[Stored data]
# # # # # # #

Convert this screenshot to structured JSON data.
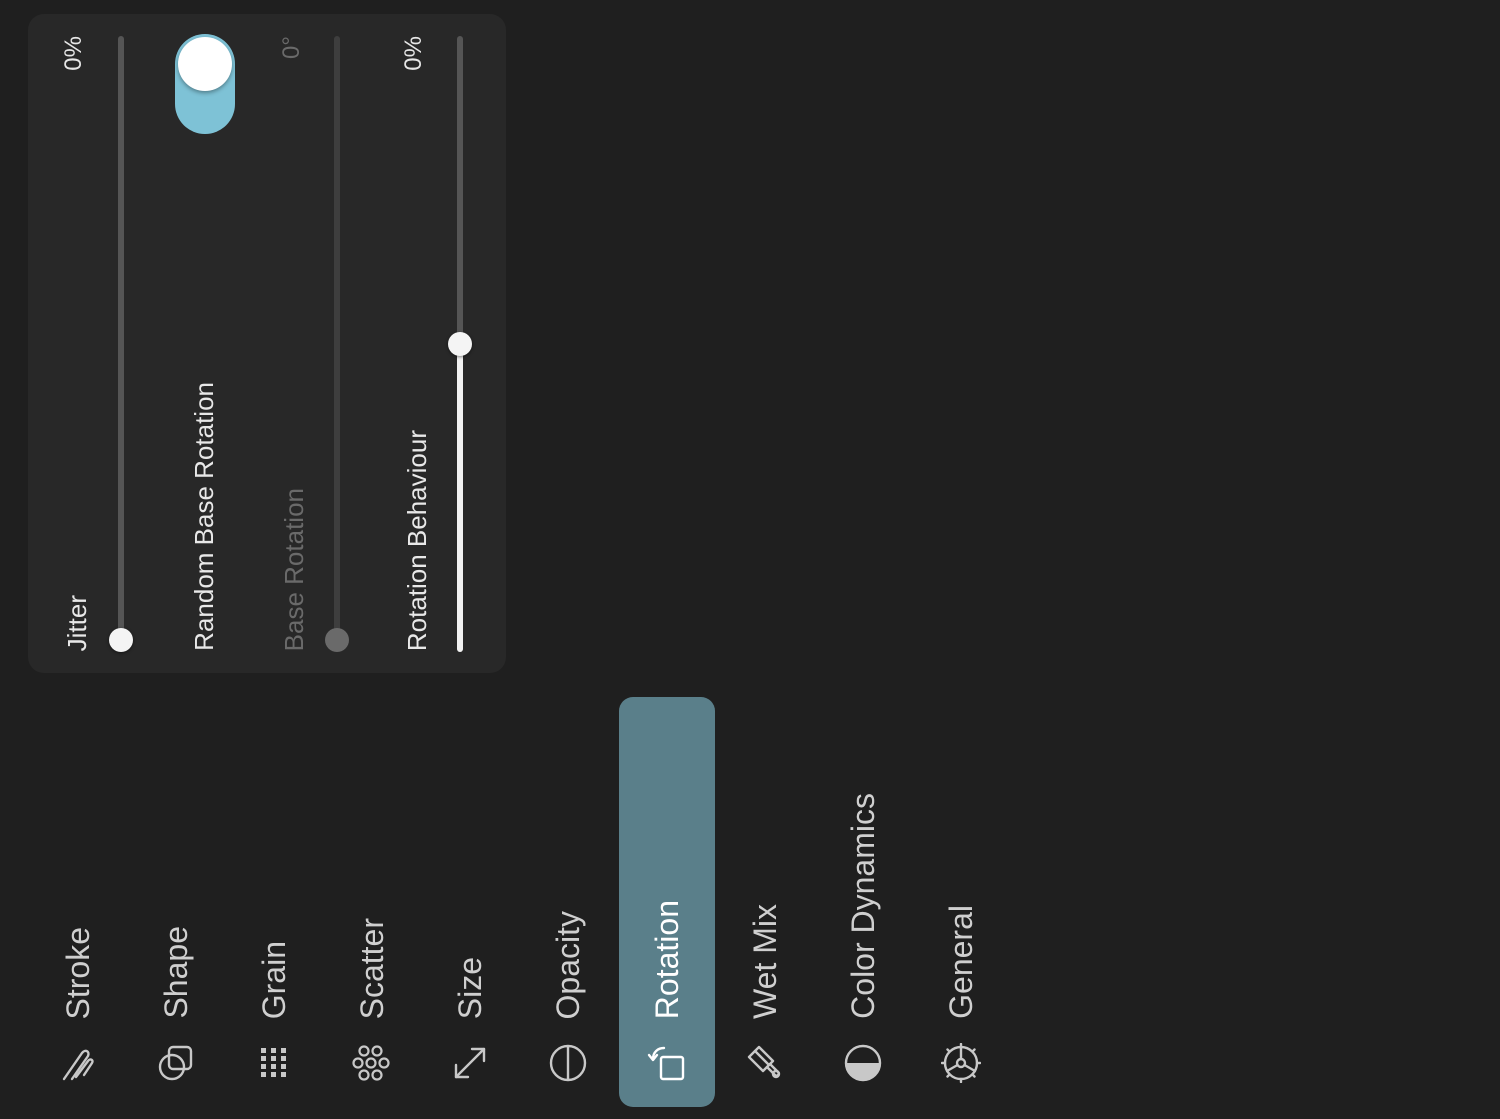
{
  "panel": {
    "jitter": {
      "label": "Jitter",
      "value": "0%",
      "fraction": 0.0
    },
    "random_base_rotation": {
      "label": "Random Base Rotation",
      "enabled": true
    },
    "base_rotation": {
      "label": "Base Rotation",
      "value": "0°",
      "disabled": true
    },
    "rotation_behaviour": {
      "label": "Rotation Behaviour",
      "value": "0%",
      "fraction": 0.5
    }
  },
  "menu": {
    "items": [
      {
        "label": "Stroke",
        "icon": "stroke-icon"
      },
      {
        "label": "Shape",
        "icon": "shape-icon"
      },
      {
        "label": "Grain",
        "icon": "grain-icon"
      },
      {
        "label": "Scatter",
        "icon": "scatter-icon"
      },
      {
        "label": "Size",
        "icon": "size-icon"
      },
      {
        "label": "Opacity",
        "icon": "opacity-icon"
      },
      {
        "label": "Rotation",
        "icon": "rotation-icon",
        "active": true
      },
      {
        "label": "Wet Mix",
        "icon": "wet-mix-icon"
      },
      {
        "label": "Color Dynamics",
        "icon": "color-dynamics-icon"
      },
      {
        "label": "General",
        "icon": "general-icon"
      }
    ]
  },
  "colors": {
    "background": "#1f1f1f",
    "panel": "#282828",
    "accent_toggle": "#7ec2d6",
    "active_tab": "#5a7f8a"
  }
}
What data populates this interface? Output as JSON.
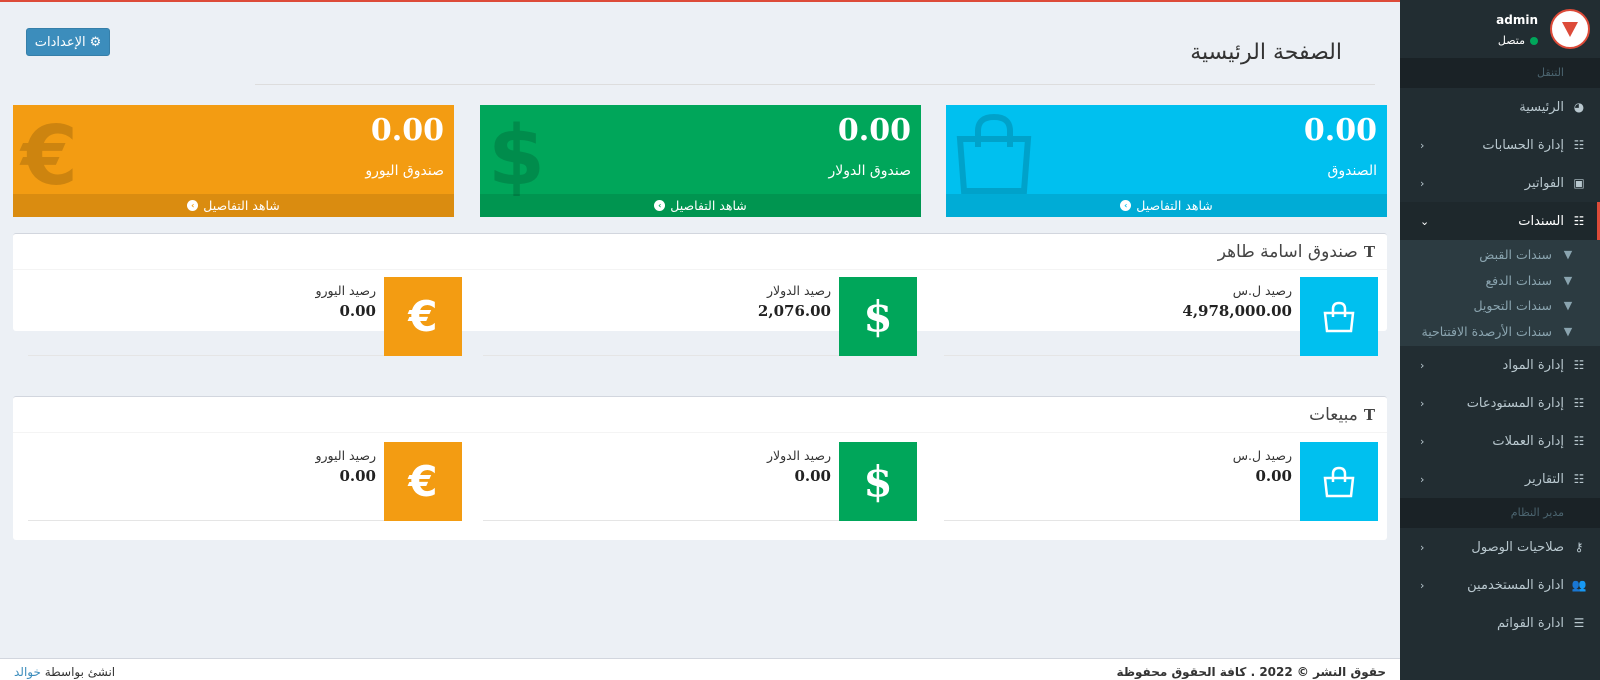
{
  "settings_button": {
    "label": "الإعدادات"
  },
  "page": {
    "title": "الصفحة الرئيسية"
  },
  "kpis": {
    "fund": {
      "value": "0.00",
      "label": "الصندوق",
      "link": "شاهد التفاصيل"
    },
    "dollar_fund": {
      "value": "0.00",
      "label": "صندوق الدولار",
      "link": "شاهد التفاصيل"
    },
    "euro_fund": {
      "value": "0.00",
      "label": "صندوق اليورو",
      "link": "شاهد التفاصيل"
    }
  },
  "box_fund": {
    "title": "صندوق اسامة طاهر",
    "items": [
      {
        "label": "رصيد ل.س",
        "value": "4,978,000.00"
      },
      {
        "label": "رصيد الدولار",
        "value": "2,076.00"
      },
      {
        "label": "رصيد اليورو",
        "value": "0.00"
      }
    ]
  },
  "box_sales": {
    "title": "مبيعات",
    "items": [
      {
        "label": "رصيد ل.س",
        "value": "0.00"
      },
      {
        "label": "رصيد الدولار",
        "value": "0.00"
      },
      {
        "label": "رصيد اليورو",
        "value": "0.00"
      }
    ]
  },
  "user": {
    "name": "admin",
    "status": "متصل"
  },
  "sidebar": {
    "nav_header": "التنقل",
    "admin_header": "مدير النظام",
    "items": {
      "home": "الرئيسية",
      "accounts": "إدارة الحسابات",
      "invoices": "الفواتير",
      "vouchers": "السندات",
      "materials": "إدارة المواد",
      "warehouses": "إدارة المستودعات",
      "currencies": "إدارة العملات",
      "reports": "التقارير",
      "access": "صلاحيات الوصول",
      "users": "ادارة المستخدمين",
      "lists": "ادارة القوائم"
    },
    "sub_items": {
      "receipt": "سندات القبض",
      "payment": "سندات الدفع",
      "transfer": "سندات التحويل",
      "opening": "سندات الأرصدة الافتتاحية"
    }
  },
  "footer": {
    "copyright": "حقوق النشر © 2022 . كافة الحقوق محفوظة",
    "credit_prefix": "انشئ بواسطة",
    "credit_link": "خوالد"
  },
  "colors": {
    "aqua": "#00c0ef",
    "green": "#00a65a",
    "orange": "#f39c12",
    "primary": "#3c8dbc",
    "sidebar": "#222d32",
    "active_border": "#dd4b39"
  }
}
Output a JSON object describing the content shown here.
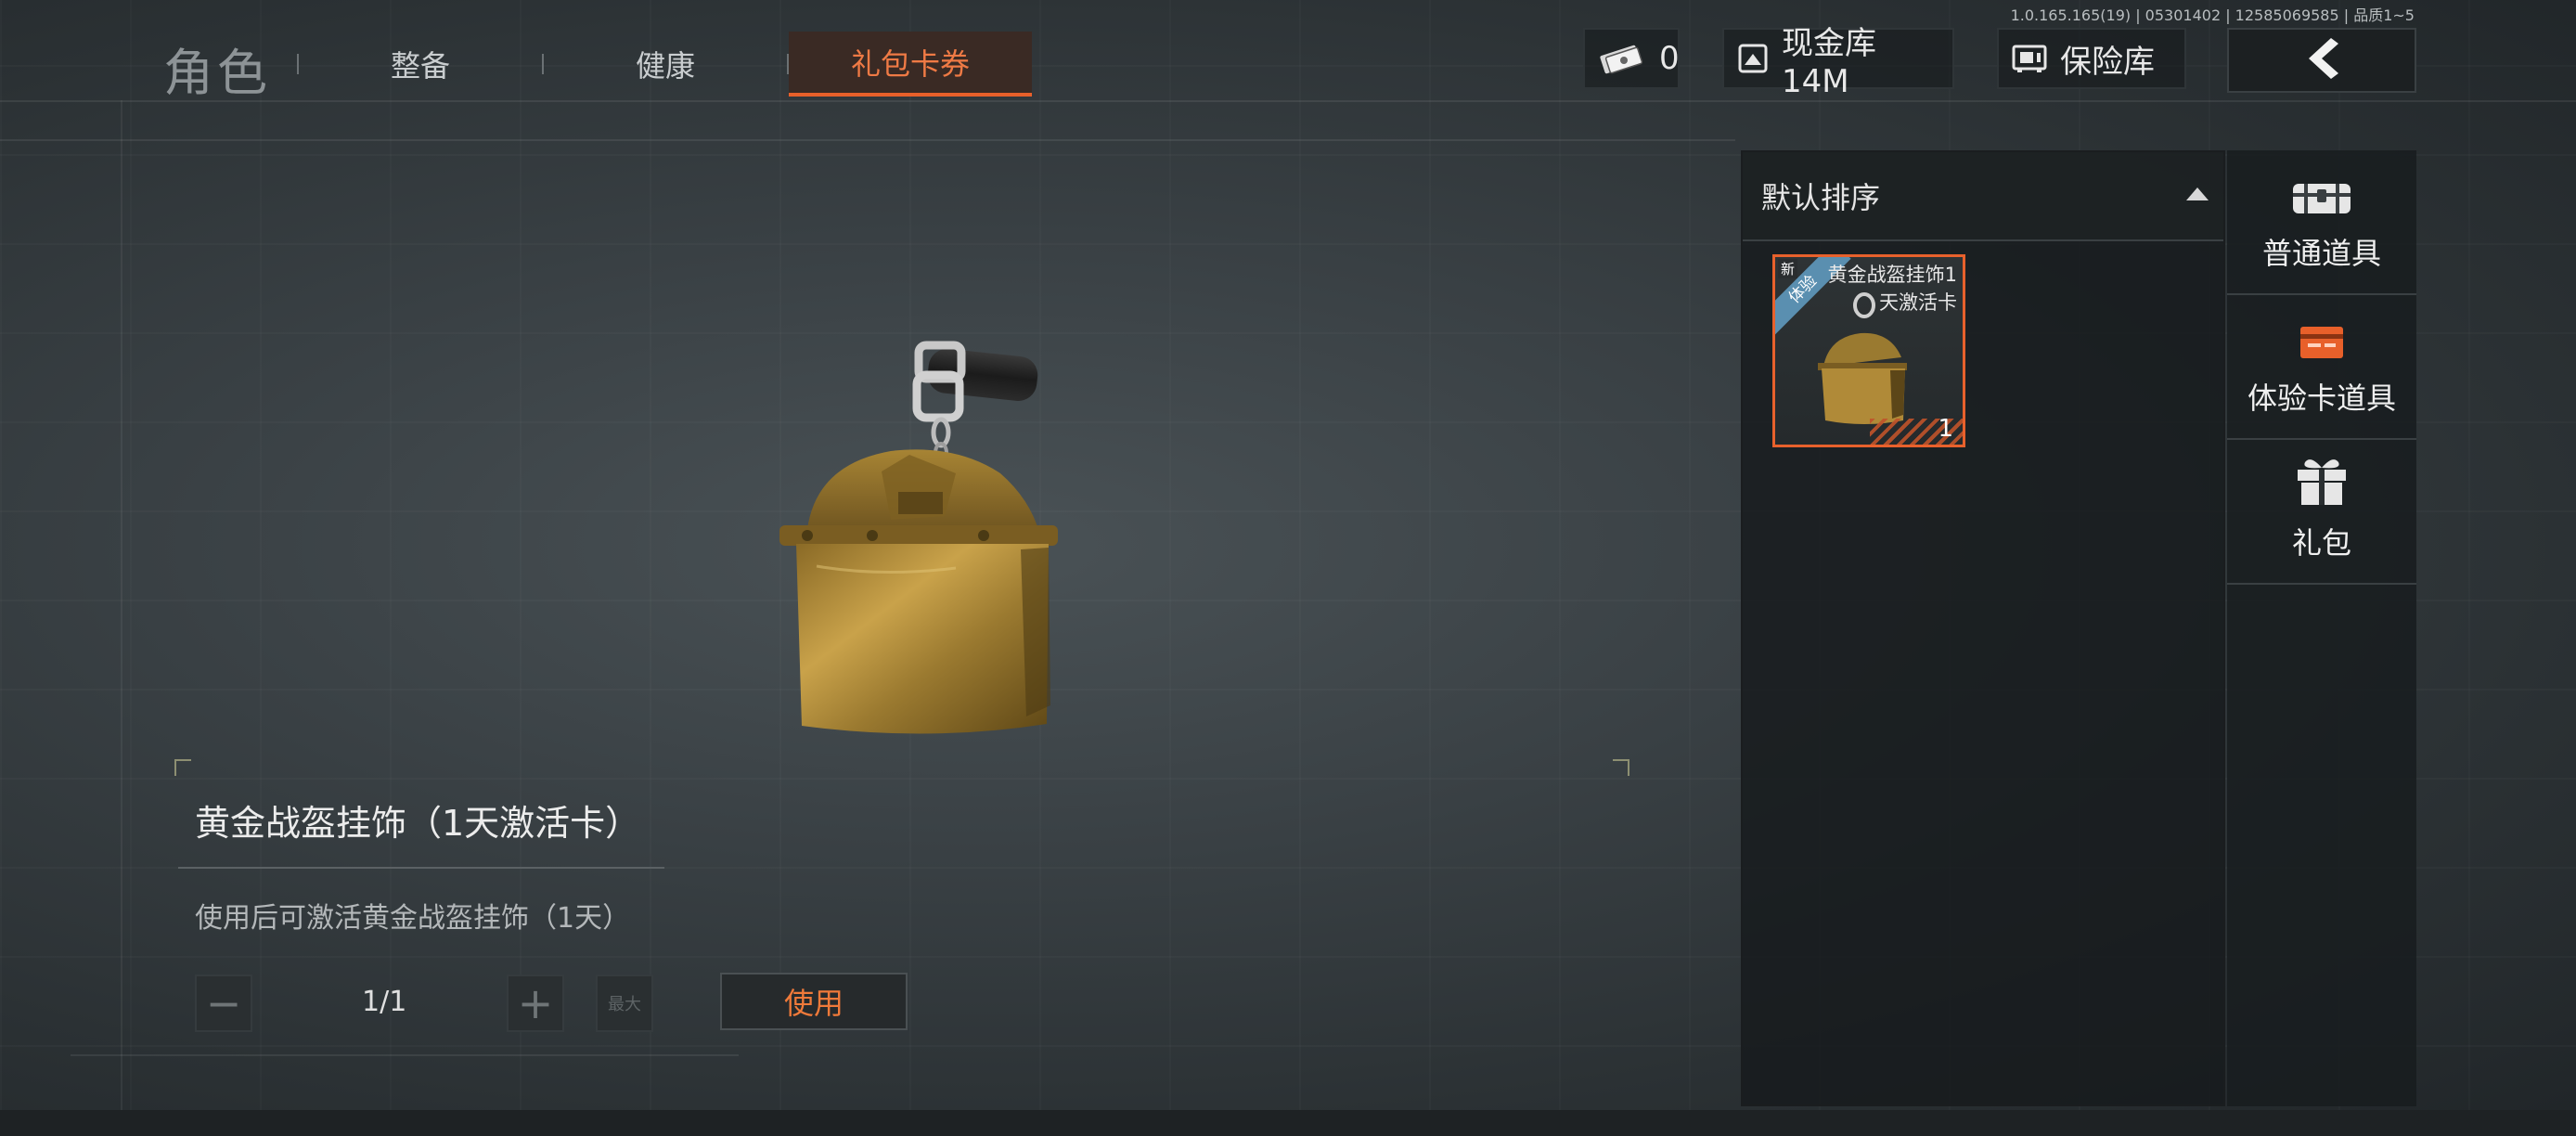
{
  "header": {
    "title": "角色",
    "tabs": [
      {
        "label": "整备",
        "active": false
      },
      {
        "label": "健康",
        "active": false
      },
      {
        "label": "礼包卡券",
        "active": true
      }
    ],
    "version": "1.0.165.165(19) | 05301402 | 12585069585 | 品质1~5",
    "currency_value": "0",
    "cash_vault_label": "现金库 14M",
    "safe_label": "保险库"
  },
  "item": {
    "name": "黄金战盔挂饰（1天激活卡）",
    "description": "使用后可激活黄金战盔挂饰（1天）",
    "quantity": "1/1",
    "minus": "−",
    "plus": "+",
    "max_label": "最大",
    "use_label": "使用"
  },
  "inventory": {
    "sort_label": "默认排序",
    "cards": [
      {
        "name": "黄金战盔挂饰1天激活卡",
        "name_line1": "黄金战盔挂饰1",
        "name_line2": "天激活卡",
        "count": "1",
        "new_badge": "新",
        "ribbon": "体验"
      }
    ]
  },
  "categories": [
    {
      "label": "普通道具",
      "icon": "chest-icon"
    },
    {
      "label": "体验卡道具",
      "icon": "experience-card-icon"
    },
    {
      "label": "礼包",
      "icon": "gift-icon"
    }
  ],
  "colors": {
    "accent": "#e8602a",
    "accent_text": "#ef7a45",
    "panel_bg": "#1a1e20",
    "gold": "#b08a38"
  }
}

# # # # # # #

### Exercise brief:
Could you reproduce every record above exactly, leaving out the pictures?

### Written response:
Convert this screenshot to structured JSON data.
{
  "panel": {
    "jitter": {
      "label": "Jitter",
      "value": "0%",
      "fraction": 0.0
    },
    "random_base_rotation": {
      "label": "Random Base Rotation",
      "enabled": true
    },
    "base_rotation": {
      "label": "Base Rotation",
      "value": "0°",
      "disabled": true
    },
    "rotation_behaviour": {
      "label": "Rotation Behaviour",
      "value": "0%",
      "fraction": 0.5
    }
  },
  "menu": {
    "items": [
      {
        "label": "Stroke",
        "icon": "stroke-icon"
      },
      {
        "label": "Shape",
        "icon": "shape-icon"
      },
      {
        "label": "Grain",
        "icon": "grain-icon"
      },
      {
        "label": "Scatter",
        "icon": "scatter-icon"
      },
      {
        "label": "Size",
        "icon": "size-icon"
      },
      {
        "label": "Opacity",
        "icon": "opacity-icon"
      },
      {
        "label": "Rotation",
        "icon": "rotation-icon",
        "active": true
      },
      {
        "label": "Wet Mix",
        "icon": "wet-mix-icon"
      },
      {
        "label": "Color Dynamics",
        "icon": "color-dynamics-icon"
      },
      {
        "label": "General",
        "icon": "general-icon"
      }
    ]
  },
  "colors": {
    "background": "#1f1f1f",
    "panel": "#282828",
    "accent_toggle": "#7ec2d6",
    "active_tab": "#5a7f8a"
  }
}
What data populates this interface? Output as JSON.
{
  "settings_button": {
    "label": "الإعدادات"
  },
  "page": {
    "title": "الصفحة الرئيسية"
  },
  "kpis": {
    "fund": {
      "value": "0.00",
      "label": "الصندوق",
      "link": "شاهد التفاصيل"
    },
    "dollar_fund": {
      "value": "0.00",
      "label": "صندوق الدولار",
      "link": "شاهد التفاصيل"
    },
    "euro_fund": {
      "value": "0.00",
      "label": "صندوق اليورو",
      "link": "شاهد التفاصيل"
    }
  },
  "box_fund": {
    "title": "صندوق اسامة طاهر",
    "items": [
      {
        "label": "رصيد ل.س",
        "value": "4,978,000.00"
      },
      {
        "label": "رصيد الدولار",
        "value": "2,076.00"
      },
      {
        "label": "رصيد اليورو",
        "value": "0.00"
      }
    ]
  },
  "box_sales": {
    "title": "مبيعات",
    "items": [
      {
        "label": "رصيد ل.س",
        "value": "0.00"
      },
      {
        "label": "رصيد الدولار",
        "value": "0.00"
      },
      {
        "label": "رصيد اليورو",
        "value": "0.00"
      }
    ]
  },
  "user": {
    "name": "admin",
    "status": "متصل"
  },
  "sidebar": {
    "nav_header": "التنقل",
    "admin_header": "مدير النظام",
    "items": {
      "home": "الرئيسية",
      "accounts": "إدارة الحسابات",
      "invoices": "الفواتير",
      "vouchers": "السندات",
      "materials": "إدارة المواد",
      "warehouses": "إدارة المستودعات",
      "currencies": "إدارة العملات",
      "reports": "التقارير",
      "access": "صلاحيات الوصول",
      "users": "ادارة المستخدمين",
      "lists": "ادارة القوائم"
    },
    "sub_items": {
      "receipt": "سندات القبض",
      "payment": "سندات الدفع",
      "transfer": "سندات التحويل",
      "opening": "سندات الأرصدة الافتتاحية"
    }
  },
  "footer": {
    "copyright": "حقوق النشر © 2022 . كافة الحقوق محفوظة",
    "credit_prefix": "انشئ بواسطة",
    "credit_link": "خوالد"
  },
  "colors": {
    "aqua": "#00c0ef",
    "green": "#00a65a",
    "orange": "#f39c12",
    "primary": "#3c8dbc",
    "sidebar": "#222d32",
    "active_border": "#dd4b39"
  }
}
Output a JSON object describing the content shown here.
{
  "header": {
    "title": "角色",
    "tabs": [
      {
        "label": "整备",
        "active": false
      },
      {
        "label": "健康",
        "active": false
      },
      {
        "label": "礼包卡券",
        "active": true
      }
    ],
    "version": "1.0.165.165(19) | 05301402 | 12585069585 | 品质1~5",
    "currency_value": "0",
    "cash_vault_label": "现金库 14M",
    "safe_label": "保险库"
  },
  "item": {
    "name": "黄金战盔挂饰（1天激活卡）",
    "description": "使用后可激活黄金战盔挂饰（1天）",
    "quantity": "1/1",
    "minus": "−",
    "plus": "+",
    "max_label": "最大",
    "use_label": "使用"
  },
  "inventory": {
    "sort_label": "默认排序",
    "cards": [
      {
        "name": "黄金战盔挂饰1天激活卡",
        "name_line1": "黄金战盔挂饰1",
        "name_line2": "天激活卡",
        "count": "1",
        "new_badge": "新",
        "ribbon": "体验"
      }
    ]
  },
  "categories": [
    {
      "label": "普通道具",
      "icon": "chest-icon"
    },
    {
      "label": "体验卡道具",
      "icon": "experience-card-icon"
    },
    {
      "label": "礼包",
      "icon": "gift-icon"
    }
  ],
  "colors": {
    "accent": "#e8602a",
    "accent_text": "#ef7a45",
    "panel_bg": "#1a1e20",
    "gold": "#b08a38"
  }
}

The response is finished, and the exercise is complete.